> _EXERCISE REQUIREMENTS_:
Each line below should be retyped exactly, with no pictures.

> _PROVIDED INFORMATION_:
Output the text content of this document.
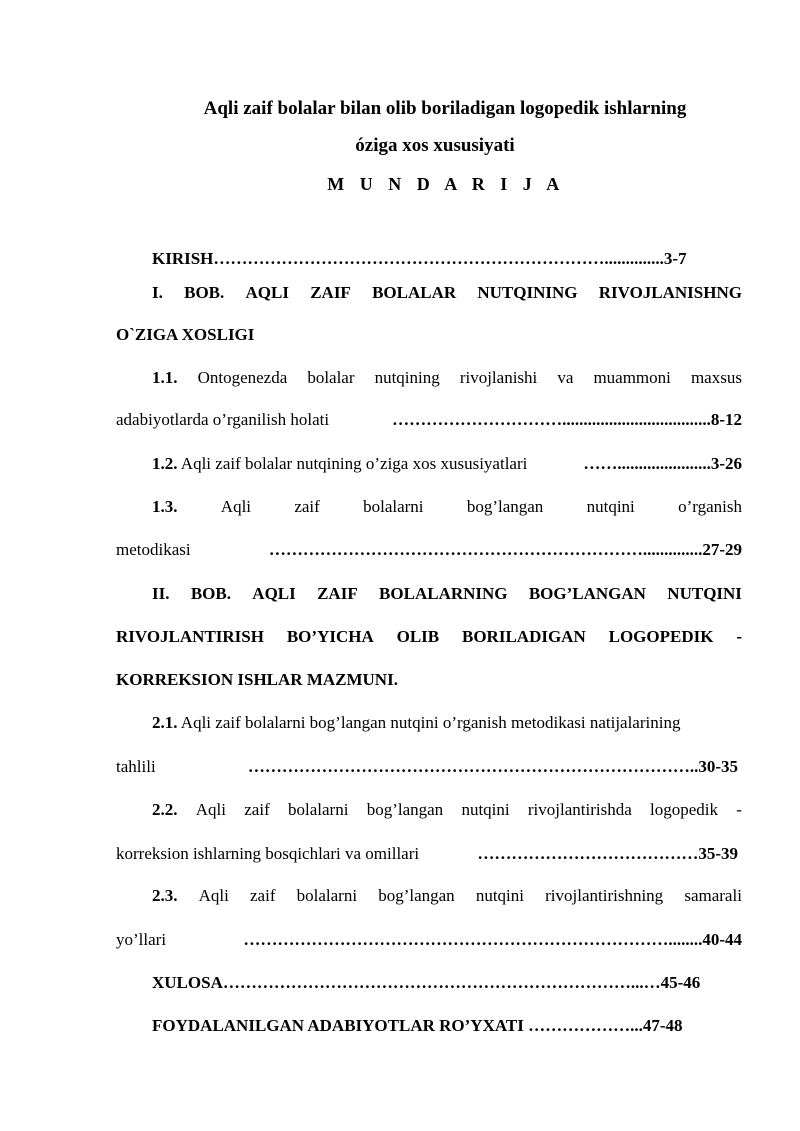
Aqli zaif bolalar bilan olib boriladigan logopedik ishlarning
óziga xos xususiyati
M U N D A R I J A
KIRISH……………………………………………………………..............3-7
I. BOB. AQLI ZAIF BOLALAR NUTQINING RIVOJLANISHNG
O`ZIGA XOSLIGI
1.1. Ontogenezda bolalar nutqining rivojlanishi va muammoni maxsus
adabiyotlarda o’rganilish holati	…………………………...................................8-12
1.2. Aqli zaif bolalar nutqining o’ziga xos xususiyatlari	……......................3-26
1.3.	Aqli	zaif	bolalarni	bog’langan	nutqini	o’rganish
metodikasi	…………………………………………………………..............27-29
II. BOB. AQLI ZAIF BOLALARNING BOG’LANGAN NUTQINI
RIVOJLANTIRISH BO’YICHA OLIB BORILADIGAN LOGOPEDIK -
KORREKSION ISHLAR MAZMUNI.
2.1. Aqli zaif bolalarni bog’langan nutqini o’rganish metodikasi natijalarining
tahlili	……………………………………………………………………..30-35
2.2. Aqli zaif bolalarni bog’langan nutqini rivojlantirishda logopedik -
korreksion ishlarning bosqichlari va omillari	…………………………………35-39
2.3. Aqli zaif bolalarni bog’langan nutqini rivojlantirishning samarali
yo’llari	…………………………………………………………………........40-44
XULOSA………………………………………………………………...…45-46
FOYDALANILGAN ADABIYOTLAR RO’YXATI ………………...47-48
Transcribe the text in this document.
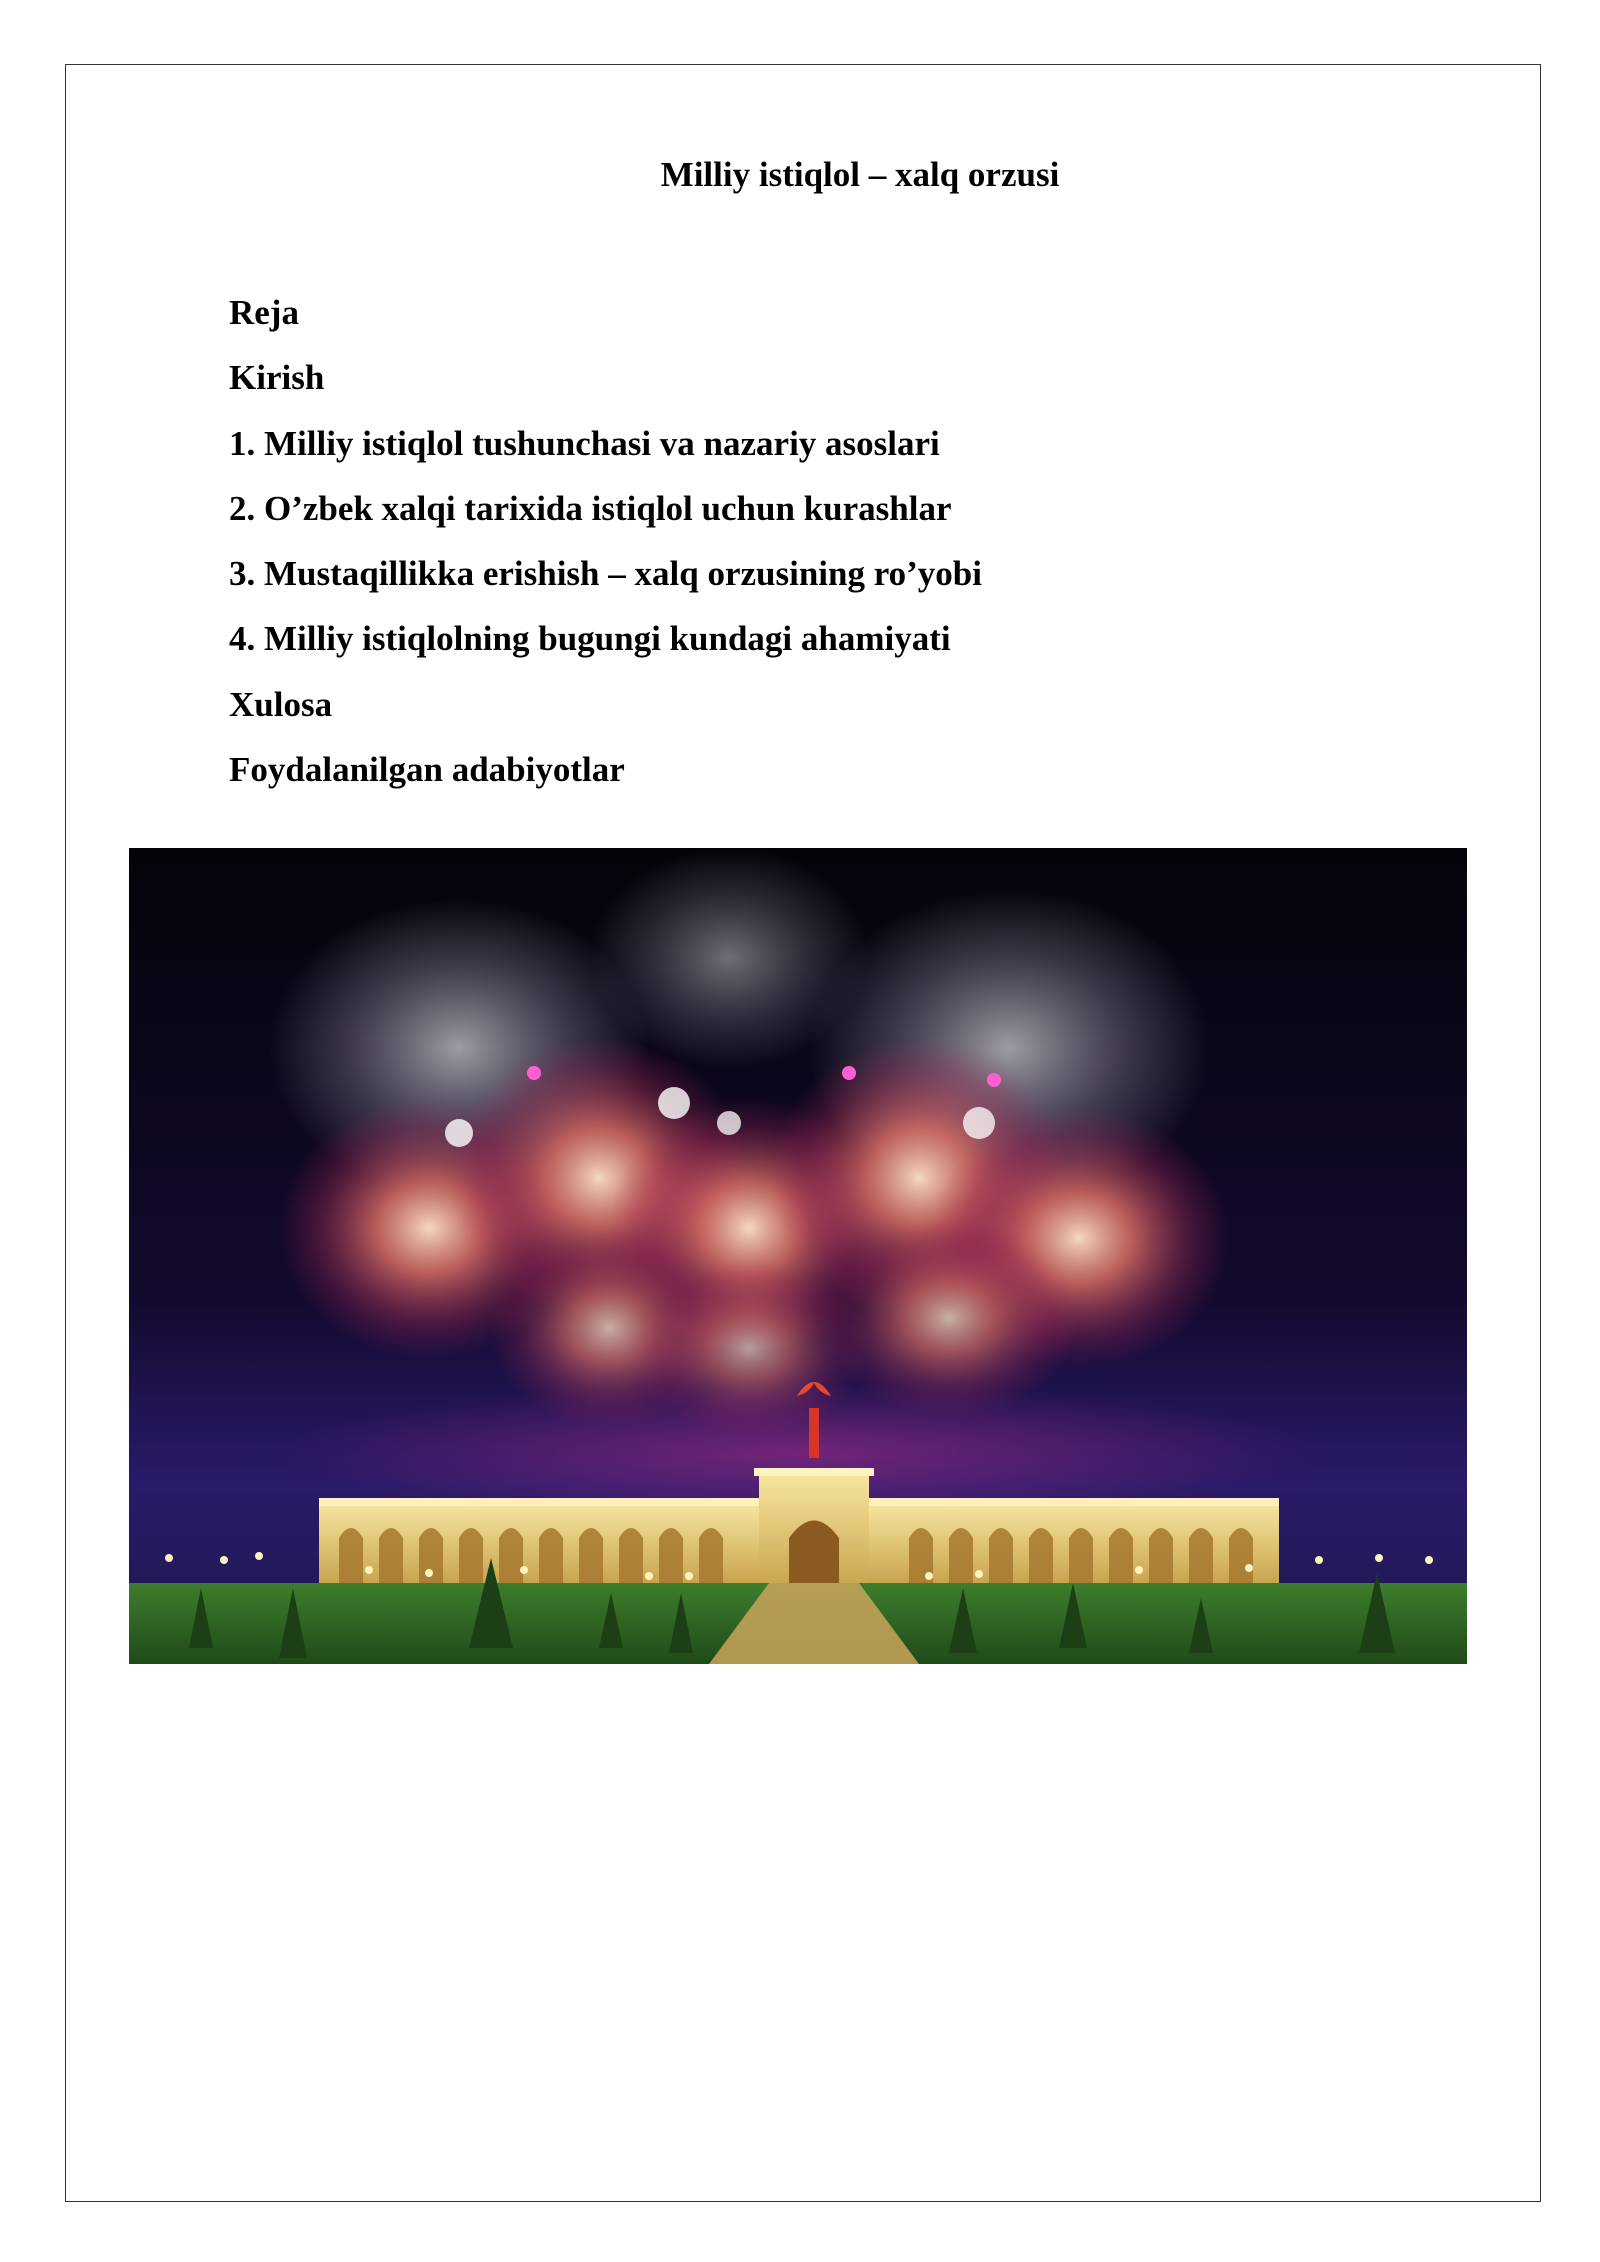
Milliy istiqlol – xalq orzusi
Reja
Kirish
1. Milliy istiqlol tushunchasi va nazariy asoslari
2. O’zbek xalqi tarixida istiqlol uchun kurashlar
3. Mustaqillikka erishish – xalq orzusining ro’yobi
4. Milliy istiqlolning bugungi kundagi ahamiyati
Xulosa
Foydalanilgan adabiyotlar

> _WRITTEN REPLY_:
Output the text content of this document.
Aqli zaif bolalar bilan olib boriladigan logopedik ishlarning
óziga xos xususiyati
M U N D A R I J A
KIRISH……………………………………………………………..............3-7
I. BOB. AQLI ZAIF BOLALAR NUTQINING RIVOJLANISHNG
O`ZIGA XOSLIGI
1.1. Ontogenezda bolalar nutqining rivojlanishi va muammoni maxsus
adabiyotlarda o’rganilish holati	…………………………...................................8-12
1.2. Aqli zaif bolalar nutqining o’ziga xos xususiyatlari	……......................3-26
1.3.	Aqli	zaif	bolalarni	bog’langan	nutqini	o’rganish
metodikasi	…………………………………………………………..............27-29
II. BOB. AQLI ZAIF BOLALARNING BOG’LANGAN NUTQINI
RIVOJLANTIRISH BO’YICHA OLIB BORILADIGAN LOGOPEDIK -
KORREKSION ISHLAR MAZMUNI.
2.1. Aqli zaif bolalarni bog’langan nutqini o’rganish metodikasi natijalarining
tahlili	……………………………………………………………………..30-35
2.2. Aqli zaif bolalarni bog’langan nutqini rivojlantirishda logopedik -
korreksion ishlarning bosqichlari va omillari	…………………………………35-39
2.3. Aqli zaif bolalarni bog’langan nutqini rivojlantirishning samarali
yo’llari	…………………………………………………………………........40-44
XULOSA………………………………………………………………...…45-46
FOYDALANILGAN ADABIYOTLAR RO’YXATI ………………...47-48
Transcribe the text in this document.
Milliy istiqlol – xalq orzusi
Reja
Kirish
1. Milliy istiqlol tushunchasi va nazariy asoslari
2. O’zbek xalqi tarixida istiqlol uchun kurashlar
3. Mustaqillikka erishish – xalq orzusining ro’yobi
4. Milliy istiqlolning bugungi kundagi ahamiyati
Xulosa
Foydalanilgan adabiyotlar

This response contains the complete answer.